Rewrite everything from the line containing "avatar[interactable] — [64, 350, 100, 386]" down to the line containing "reply-button[interactable]: Reply — [134, 132, 183, 153]", putting "like-outline-icon" wherever "heart-outline-icon" appears and leaving all else as it is.

== EXERCISE MATERIALS

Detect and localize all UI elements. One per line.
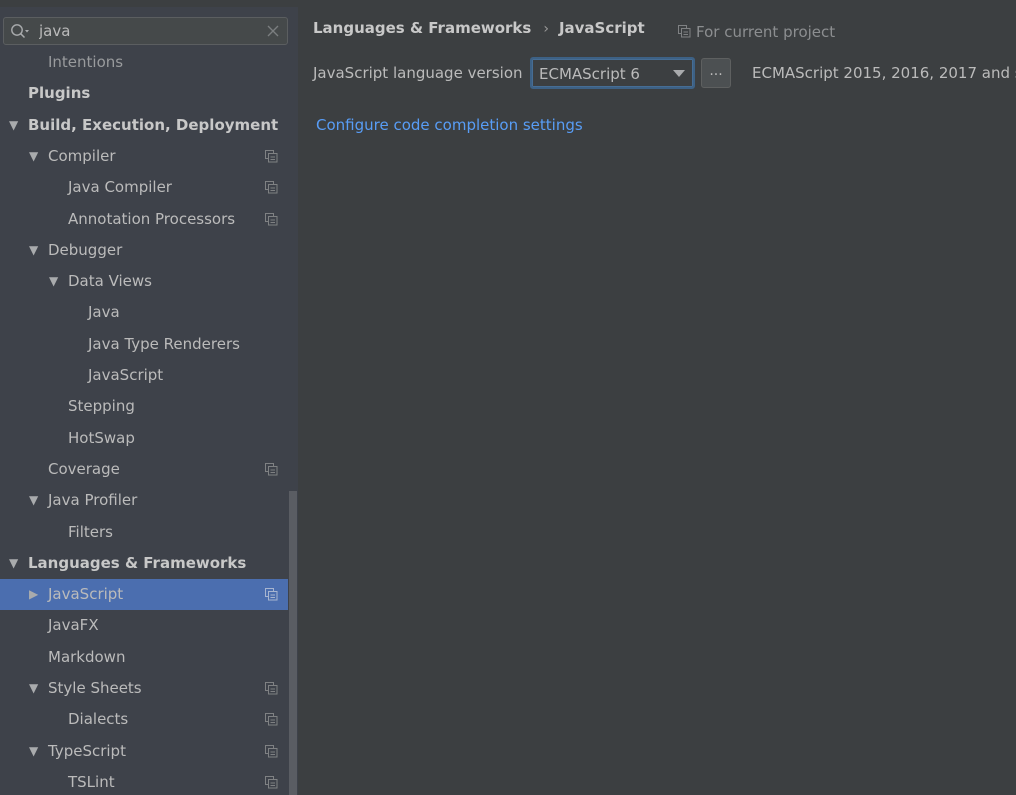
- tree-item-javascript[interactable]: JavaScript: [0, 360, 288, 391]
- tree-item-java-type-renderers[interactable]: Java Type Renderers: [0, 329, 288, 360]
- project-level-icon: [265, 588, 278, 601]
- tree-item-label: Stepping: [68, 397, 135, 415]
- project-scope-indicator: For current project: [678, 21, 835, 43]
- tree-item-label: Debugger: [48, 241, 123, 259]
- tree-item-label: Markdown: [48, 648, 126, 666]
- tree-item-tslint[interactable]: TSLint: [0, 767, 288, 795]
- project-scope-label: For current project: [696, 23, 836, 41]
- language-version-select[interactable]: ECMAScript 6: [530, 57, 695, 89]
- settings-content: Languages & Frameworks › JavaScript For cu…: [298, 0, 1016, 795]
- tree-item-hotswap[interactable]: HotSwap: [0, 423, 288, 454]
- tree-item-label: HotSwap: [68, 429, 135, 447]
- breadcrumb-item-javascript: JavaScript: [558, 19, 645, 37]
- expanded-arrow-icon[interactable]: ▼: [29, 736, 43, 767]
- language-version-label: JavaScript language version: [313, 64, 523, 82]
- project-level-icon: [265, 682, 278, 695]
- tree-item-label: Coverage: [48, 460, 120, 478]
- tree-item-build-execution-deployment[interactable]: ▼ Build, Execution, Deployment: [0, 110, 288, 141]
- clear-search-icon[interactable]: [266, 24, 280, 38]
- more-options-button[interactable]: ...: [701, 58, 731, 88]
- chevron-down-icon: [673, 70, 685, 77]
- project-level-icon: [265, 150, 278, 163]
- tree-item-label: JavaFX: [48, 616, 99, 634]
- tree-item-javascript[interactable]: ▶ JavaScript: [0, 579, 298, 610]
- expanded-arrow-icon[interactable]: ▼: [29, 485, 43, 516]
- tree-item-label: Annotation Processors: [68, 210, 236, 228]
- project-level-icon: [265, 181, 278, 194]
- tree-item-label: Dialects: [68, 710, 129, 728]
- expanded-arrow-icon[interactable]: ▼: [29, 235, 43, 266]
- tree-item-label: Compiler: [48, 147, 116, 165]
- tree-item-coverage[interactable]: Coverage: [0, 454, 288, 485]
- tree-item-label: Data Views: [68, 272, 152, 290]
- tree-item-label: Build, Execution, Deployment: [28, 116, 279, 134]
- project-scope-icon: [678, 25, 691, 38]
- tree-item-stepping[interactable]: Stepping: [0, 391, 288, 422]
- tree-item-filters[interactable]: Filters: [0, 517, 288, 548]
- tree-item-label: Intentions: [48, 53, 124, 71]
- project-level-icon: [265, 713, 278, 726]
- tree-item-label: TSLint: [68, 773, 115, 791]
- language-version-description: ECMAScript 2015, 2016, 2017 and sc: [752, 64, 1016, 82]
- tree-item-label: Plugins: [28, 84, 91, 102]
- expanded-arrow-icon[interactable]: ▼: [29, 673, 43, 704]
- expanded-arrow-icon[interactable]: ▼: [49, 266, 63, 297]
- tree-item-java[interactable]: Java: [0, 297, 288, 328]
- tree-item-intentions[interactable]: Intentions: [0, 47, 288, 78]
- project-level-icon: [265, 776, 278, 789]
- tree-item-compiler[interactable]: ▼ Compiler: [0, 141, 288, 172]
- tree-item-label: JavaScript: [48, 585, 124, 603]
- search-box[interactable]: [3, 17, 288, 45]
- breadcrumb: Languages & Frameworks › JavaScript: [313, 17, 645, 39]
- project-level-icon: [265, 745, 278, 758]
- tree-item-annotation-processors[interactable]: Annotation Processors: [0, 204, 288, 235]
- tree-item-label: Java Compiler: [68, 178, 172, 196]
- tree-item-label: Java Profiler: [48, 491, 138, 509]
- tree-item-style-sheets[interactable]: ▼ Style Sheets: [0, 673, 288, 704]
- tree-item-label: TypeScript: [48, 742, 126, 760]
- tree-item-dialects[interactable]: Dialects: [0, 704, 288, 735]
- tree-item-label: Style Sheets: [48, 679, 142, 697]
- search-input[interactable]: [39, 21, 259, 41]
- breadcrumb-separator-icon: ›: [543, 21, 549, 37]
- tree-item-typescript[interactable]: ▼ TypeScript: [0, 736, 288, 767]
- collapsed-arrow-icon[interactable]: ▶: [29, 579, 43, 610]
- tree-item-label: Java: [88, 303, 120, 321]
- project-level-icon: [265, 213, 278, 226]
- tree-item-label: Languages & Frameworks: [28, 554, 247, 572]
- tree-item-languages-frameworks[interactable]: ▼ Languages & Frameworks: [0, 548, 288, 579]
- expanded-arrow-icon[interactable]: ▼: [29, 141, 43, 172]
- settings-sidebar: Intentions Plugins ▼ Build, Execution, Depl…: [0, 0, 298, 795]
- breadcrumb-item-languages[interactable]: Languages & Frameworks: [313, 19, 531, 37]
- expanded-arrow-icon[interactable]: ▼: [9, 548, 23, 579]
- tree-item-label: JavaScript: [88, 366, 164, 384]
- sidebar-scrollbar-thumb[interactable]: [289, 491, 297, 795]
- tree-item-javafx[interactable]: JavaFX: [0, 610, 288, 641]
- tree-item-label: Filters: [68, 523, 113, 541]
- tree-item-debugger[interactable]: ▼ Debugger: [0, 235, 288, 266]
- tree-item-label: Java Type Renderers: [88, 335, 240, 353]
- tree-item-plugins[interactable]: Plugins: [0, 78, 288, 109]
- expanded-arrow-icon[interactable]: ▼: [9, 110, 23, 141]
- configure-code-completion-link[interactable]: Configure code completion settings: [316, 114, 583, 136]
- language-version-value: ECMAScript 6: [539, 65, 640, 83]
- project-level-icon: [265, 463, 278, 476]
- tree-item-java-compiler[interactable]: Java Compiler: [0, 172, 288, 203]
- tree-item-java-profiler[interactable]: ▼ Java Profiler: [0, 485, 288, 516]
- tree-item-data-views[interactable]: ▼ Data Views: [0, 266, 288, 297]
- tree-item-markdown[interactable]: Markdown: [0, 642, 288, 673]
- search-icon[interactable]: [10, 23, 30, 41]
- sidebar-top-strip: [0, 0, 298, 7]
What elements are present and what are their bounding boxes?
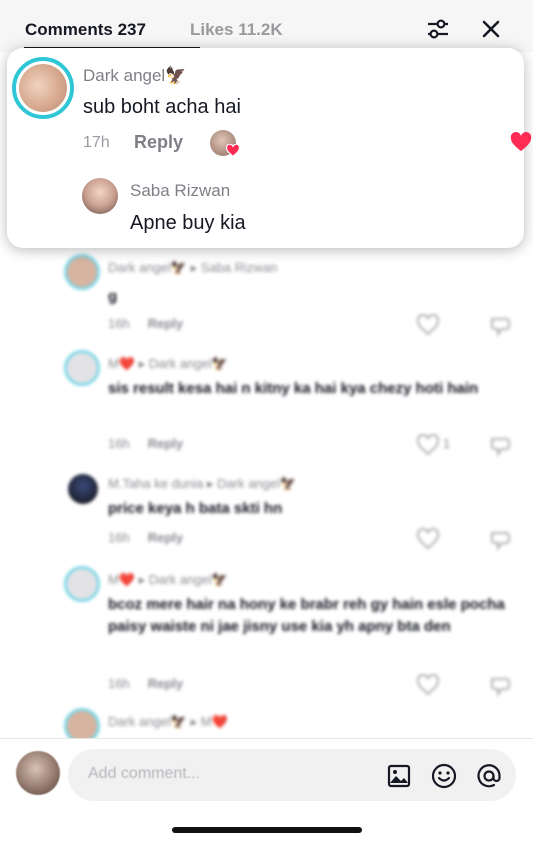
avatar[interactable] — [64, 350, 100, 386]
reply-button[interactable]: Reply — [148, 676, 183, 691]
avatar[interactable] — [82, 178, 118, 214]
mention-icon[interactable] — [474, 761, 504, 791]
comment-input-placeholder: Add comment... — [88, 765, 201, 782]
sliders-icon[interactable] — [425, 16, 451, 42]
avatar[interactable] — [64, 254, 100, 290]
comment-author[interactable]: Dark angel🦅 ▸ Saba Rizwan — [108, 260, 277, 276]
heart-filled-icon[interactable] — [510, 131, 532, 153]
reply-button[interactable]: Reply — [148, 316, 183, 331]
reply-text: Apne buy kia — [130, 212, 246, 234]
avatar[interactable] — [64, 566, 100, 602]
heart-outline-icon[interactable] — [416, 528, 440, 550]
emoji-icon[interactable] — [429, 761, 459, 791]
avatar[interactable] — [12, 57, 74, 119]
comment-time: 16h — [108, 530, 130, 545]
comment-time: 16h — [108, 316, 130, 331]
dislike-icon[interactable] — [488, 434, 512, 458]
comment-time: 16h — [108, 436, 130, 451]
avatar — [16, 751, 60, 795]
comment-author[interactable]: Dark angel🦅 — [83, 66, 186, 86]
highlighted-comment-card: Dark angel🦅 sub boht acha hai 17h Reply … — [7, 48, 532, 248]
dislike-icon[interactable] — [488, 314, 512, 338]
heart-outline-icon[interactable] — [416, 674, 440, 696]
reply-button[interactable]: Reply — [148, 436, 183, 451]
close-icon[interactable] — [478, 16, 504, 42]
comment-meta: 16h Reply — [108, 436, 183, 451]
home-indicator — [172, 827, 362, 833]
comment-author[interactable]: M.Taha ke dunia ▸ Dark angel🦅 — [108, 476, 296, 492]
comment-author[interactable]: M❤️ ▸ Dark angel🦅 — [108, 356, 228, 372]
like-count: 1 — [443, 436, 451, 451]
reply-button[interactable]: Reply — [134, 132, 183, 153]
dislike-icon[interactable] — [488, 674, 512, 698]
comment-time: 17h — [83, 134, 110, 151]
heart-outline-icon[interactable] — [416, 314, 440, 336]
creator-liked-heart-icon — [226, 144, 240, 157]
comment-meta: 16h Reply — [108, 316, 183, 331]
comment-text: sis result kesa hai n kitny ka hai kya c… — [108, 380, 479, 397]
tab-likes[interactable]: Likes 11.2K — [190, 20, 283, 40]
comment-time: 16h — [108, 676, 130, 691]
reply-button[interactable]: Reply — [148, 530, 183, 545]
comment-text: sub boht acha hai — [83, 96, 241, 118]
tab-comments[interactable]: Comments 237 — [25, 20, 146, 40]
comment-meta: 16h Reply — [108, 676, 183, 691]
avatar[interactable] — [68, 474, 98, 504]
heart-outline-icon[interactable] — [416, 434, 440, 456]
comment-author[interactable]: Dark angel🦅 ▸ M❤️ — [108, 714, 228, 730]
comment-composer: Add comment... — [0, 738, 533, 842]
comment-text: bcoz mere hair na hony ke brabr reh gy h… — [108, 596, 505, 635]
comment-input[interactable]: Add comment... — [68, 749, 516, 801]
comment-list: Dark angel🦅 ▸ Saba Rizwan g 16h Reply M❤️… — [0, 240, 533, 744]
comment-text: g — [108, 288, 118, 305]
reply-author[interactable]: Saba Rizwan — [130, 181, 230, 201]
comments-header: Comments 237 Likes 11.2K — [0, 0, 533, 52]
comment-text: price keya h bata skti hn — [108, 500, 283, 517]
image-icon[interactable] — [384, 761, 414, 791]
comment-author[interactable]: M❤️ ▸ Dark angel🦅 — [108, 572, 228, 588]
comment-meta: 16h Reply — [108, 530, 183, 545]
dislike-icon[interactable] — [488, 528, 512, 552]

====

## [SOLUTION FOR THIS PROBLEM]
avatar[interactable] — [64, 350, 100, 386]
reply-button[interactable]: Reply — [148, 676, 183, 691]
avatar[interactable] — [82, 178, 118, 214]
mention-icon[interactable] — [474, 761, 504, 791]
comment-input-placeholder: Add comment... — [88, 765, 201, 782]
sliders-icon[interactable] — [425, 16, 451, 42]
avatar[interactable] — [64, 254, 100, 290]
comment-author[interactable]: Dark angel🦅 ▸ Saba Rizwan — [108, 260, 277, 276]
heart-filled-icon[interactable] — [510, 131, 532, 153]
reply-button[interactable]: Reply — [148, 316, 183, 331]
reply-text: Apne buy kia — [130, 212, 246, 234]
avatar[interactable] — [64, 566, 100, 602]
like-outline-icon[interactable] — [416, 528, 440, 550]
emoji-icon[interactable] — [429, 761, 459, 791]
avatar[interactable] — [12, 57, 74, 119]
comment-time: 16h — [108, 530, 130, 545]
comment-time: 16h — [108, 316, 130, 331]
dislike-icon[interactable] — [488, 434, 512, 458]
comment-time: 16h — [108, 436, 130, 451]
avatar — [16, 751, 60, 795]
comment-author[interactable]: Dark angel🦅 — [83, 66, 186, 86]
highlighted-comment-card: Dark angel🦅 sub boht acha hai 17h Reply … — [7, 48, 532, 248]
dislike-icon[interactable] — [488, 314, 512, 338]
like-outline-icon[interactable] — [416, 674, 440, 696]
reply-button[interactable]: Reply — [148, 436, 183, 451]
close-icon[interactable] — [478, 16, 504, 42]
comment-meta: 16h Reply — [108, 436, 183, 451]
home-indicator — [172, 827, 362, 833]
comment-author[interactable]: M.Taha ke dunia ▸ Dark angel🦅 — [108, 476, 296, 492]
comment-author[interactable]: M❤️ ▸ Dark angel🦅 — [108, 356, 228, 372]
like-count: 1 — [443, 436, 451, 451]
reply-button[interactable]: Reply — [134, 132, 183, 153]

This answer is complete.